Format the material starting at the line containing "I need the location" and ending at the line containing "annotation-title: CoRoT light-cuves:: [118, 44, 275, 60]" as a two-column CSV with the headers input and output. Each row should hold one text and its answer, each in a single quoted field with line breaks replaced by spaces, and the pictures should be left out.

══ DATA SECTION ══

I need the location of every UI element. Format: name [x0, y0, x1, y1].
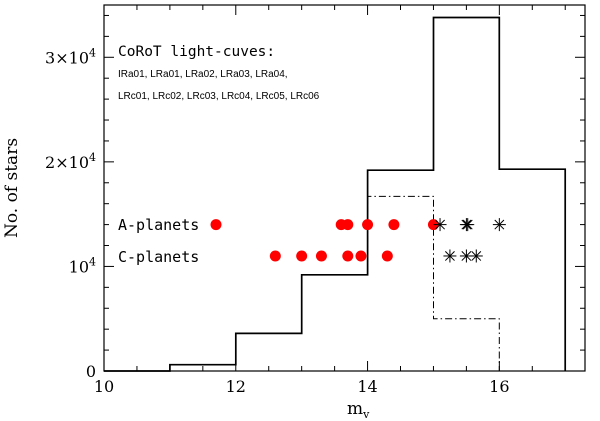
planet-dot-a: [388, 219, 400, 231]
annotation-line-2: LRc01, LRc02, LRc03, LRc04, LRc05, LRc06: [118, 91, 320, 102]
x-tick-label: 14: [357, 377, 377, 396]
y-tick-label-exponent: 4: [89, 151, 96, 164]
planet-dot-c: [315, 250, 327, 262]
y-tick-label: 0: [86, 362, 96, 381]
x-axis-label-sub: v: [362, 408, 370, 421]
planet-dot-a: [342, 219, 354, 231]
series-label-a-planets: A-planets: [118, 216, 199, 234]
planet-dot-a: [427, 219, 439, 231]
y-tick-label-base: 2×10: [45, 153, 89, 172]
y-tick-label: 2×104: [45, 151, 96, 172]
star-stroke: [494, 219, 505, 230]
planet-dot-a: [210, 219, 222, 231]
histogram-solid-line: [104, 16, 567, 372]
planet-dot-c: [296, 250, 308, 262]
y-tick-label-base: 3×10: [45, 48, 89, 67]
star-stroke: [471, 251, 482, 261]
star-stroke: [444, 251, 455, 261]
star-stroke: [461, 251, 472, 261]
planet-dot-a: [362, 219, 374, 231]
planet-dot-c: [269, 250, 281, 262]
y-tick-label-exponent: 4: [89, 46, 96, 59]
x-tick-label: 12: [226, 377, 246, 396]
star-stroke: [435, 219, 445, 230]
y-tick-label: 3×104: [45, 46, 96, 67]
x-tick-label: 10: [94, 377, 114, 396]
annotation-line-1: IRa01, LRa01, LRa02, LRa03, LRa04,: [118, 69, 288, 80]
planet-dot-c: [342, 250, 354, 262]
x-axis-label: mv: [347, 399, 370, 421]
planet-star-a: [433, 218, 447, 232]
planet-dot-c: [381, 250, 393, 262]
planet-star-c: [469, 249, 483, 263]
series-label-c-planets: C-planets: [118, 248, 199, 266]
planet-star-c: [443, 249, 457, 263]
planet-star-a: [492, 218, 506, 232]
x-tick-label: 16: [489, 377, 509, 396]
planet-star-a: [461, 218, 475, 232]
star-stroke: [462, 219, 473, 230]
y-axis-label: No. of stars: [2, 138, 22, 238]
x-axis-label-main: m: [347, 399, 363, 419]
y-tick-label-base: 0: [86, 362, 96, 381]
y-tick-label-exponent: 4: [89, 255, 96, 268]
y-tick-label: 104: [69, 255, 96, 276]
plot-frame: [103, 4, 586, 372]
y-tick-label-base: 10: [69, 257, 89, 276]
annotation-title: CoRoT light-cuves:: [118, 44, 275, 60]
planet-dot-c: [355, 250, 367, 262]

═══
══ DATA SECTION ══

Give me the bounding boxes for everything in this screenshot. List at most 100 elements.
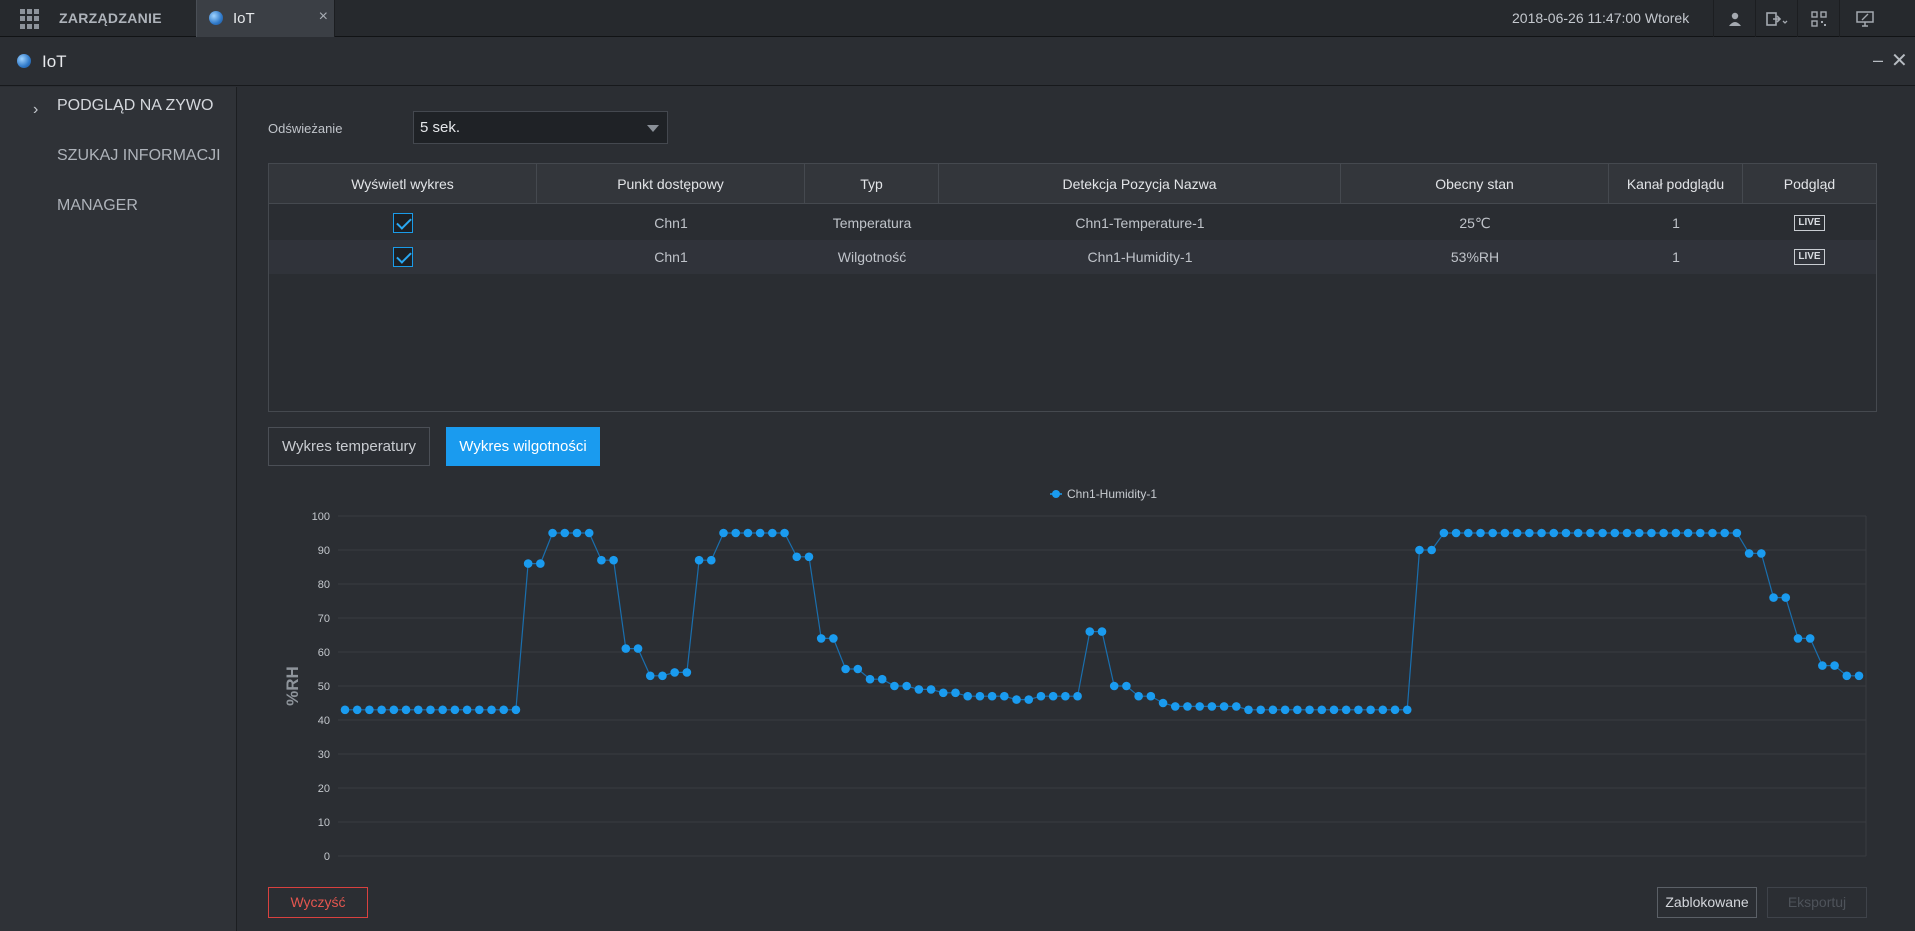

═══

_ANSWER IN FULL_:
input,output
"I need the location of every UI element. Format: name [x0, y0, x1, y1].","planet-dot-a: [388, 219, 400, 231] annotation-line-2: LRc01, LRc02, LRc03, LRc04, LRc05, LRc06: [118, 91, 320, 102] x-tick-label: 14: [357, 377, 377, 396] y-tick-label-exponent: 4: [89, 151, 96, 164] planet-dot-c: [315, 250, 327, 262] y-tick-label: 0: [86, 362, 96, 381] x-axis-label-sub: v: [362, 408, 370, 421] planet-dot-a: [342, 219, 354, 231] series-label-a-planets: A-planets: [118, 216, 199, 234] planet-dot-a: [427, 219, 439, 231] y-tick-label-base: 2×10: [45, 153, 89, 172] y-tick-label: 2×104: [45, 151, 96, 172] star-stroke: [494, 219, 505, 230] planet-dot-a: [210, 219, 222, 231] histogram-solid-line: [104, 16, 567, 372] planet-dot-c: [296, 250, 308, 262] y-tick-label-base: 3×10: [45, 48, 89, 67] star-stroke: [471, 251, 482, 261] star-stroke: [444, 251, 455, 261] star-stroke: [461, 251, 472, 261] planet-dot-a: [362, 219, 374, 231] planet-dot-c: [269, 250, 281, 262] y-tick-label-exponent: 4: [89, 46, 96, 59] x-tick-label: 12: [226, 377, 246, 396] star-stroke: [435, 219, 445, 230] y-tick-label: 3×104: [45, 46, 96, 67] x-tick-label: 10: [94, 377, 114, 396] annotation-line-1: IRa01, LRa01, LRa02, LRa03, LRa04,: [118, 69, 288, 80] planet-dot-c: [342, 250, 354, 262] x-axis-label: mv: [347, 399, 370, 421] planet-star-a: [433, 218, 447, 232] planet-dot-c: [381, 250, 393, 262] planet-star-c: [469, 249, 483, 263] series-label-c-planets: C-planets: [118, 248, 199, 266] planet-star-c: [443, 249, 457, 263] planet-star-a: [492, 218, 506, 232] x-tick-label: 16: [489, 377, 509, 396] planet-star-a: [461, 218, 475, 232] star-stroke: [462, 219, 473, 230] y-axis-label: No. of stars: [2, 138, 22, 238] x-axis-label-main: m: [347, 399, 363, 419] y-tick-label-base: 0: [86, 362, 96, 381] y-tick-label-exponent: 4: [89, 255, 96, 268] y-tick-label: 104: [69, 255, 96, 276] plot-frame: [103, 4, 586, 372] y-tick-label-base: 10: [69, 257, 89, 276] annotation-title: CoRoT light-cuves:: [118, 44, 275, 60]"